● Task: Write out each line in which the string "Leandro" is present.

##### Provided records

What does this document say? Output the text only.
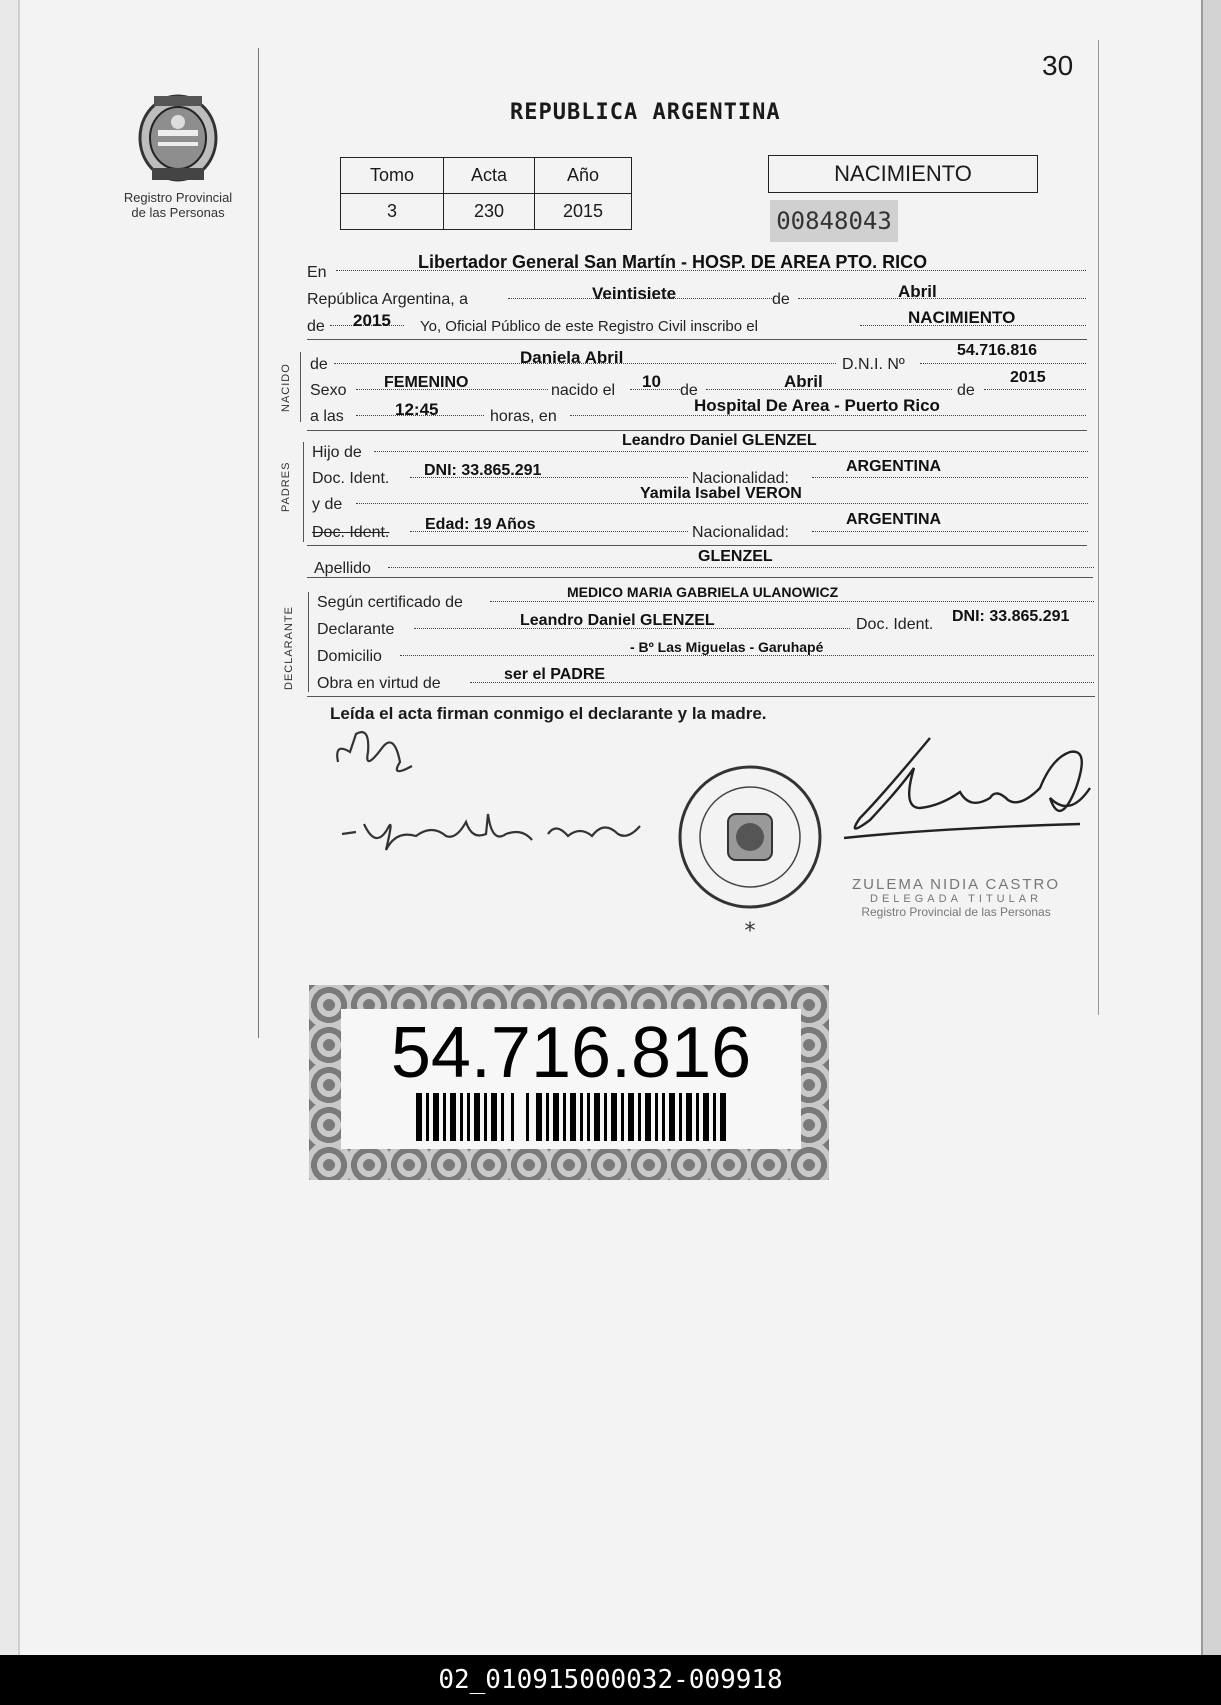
30
Registro Provincial
de las Personas
REPUBLICA ARGENTINA
Tomo	Acta	Año
3	230	2015
NACIMIENTO
00848043
En
Libertador General San Martín - HOSP. DE AREA PTO. RICO
República Argentina, a	Veintisiete	de	Abril
de 2015 Yo, Oficial Público de este Registro Civil inscribo el	NACIMIENTO
NACIDO de	Daniela Abril	D.N.I. Nº
54.716.816
Sexo FEMENINO	nacido el 10 de	Abril	de
2015
a las	12:45	horas, en
Hospital De Area - Puerto Rico
PADRES
Hijo de
Leandro Daniel GLENZEL
Doc. Ident. DNI: 33.865.291	Nacionalidad:
ARGENTINA
y de
Yamila Isabel VERON
Doc. Ident. Edad: 19 Años	Nacionalidad:
ARGENTINA
Apellido
GLENZEL
DECLARANTE
Según certificado de
MEDICO MARIA GABRIELA ULANOWICZ
Declarante
Leandro Daniel GLENZEL	Doc. Ident. DNI: 33.865.291
Domicilio
- Bº Las Miguelas - Garuhapé
Obra en virtud de
ser el PADRE
Leída el acta firman conmigo el declarante y la madre.
*
ZULEMA NIDIA CASTRO
DELEGADA TITULAR
Registro Provincial de las Personas
54.716.816
02_010915000032-009918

##########

● Written response:
Leandro Daniel GLENZEL
Leandro Daniel GLENZEL	Doc. Ident. DNI: 33.865.291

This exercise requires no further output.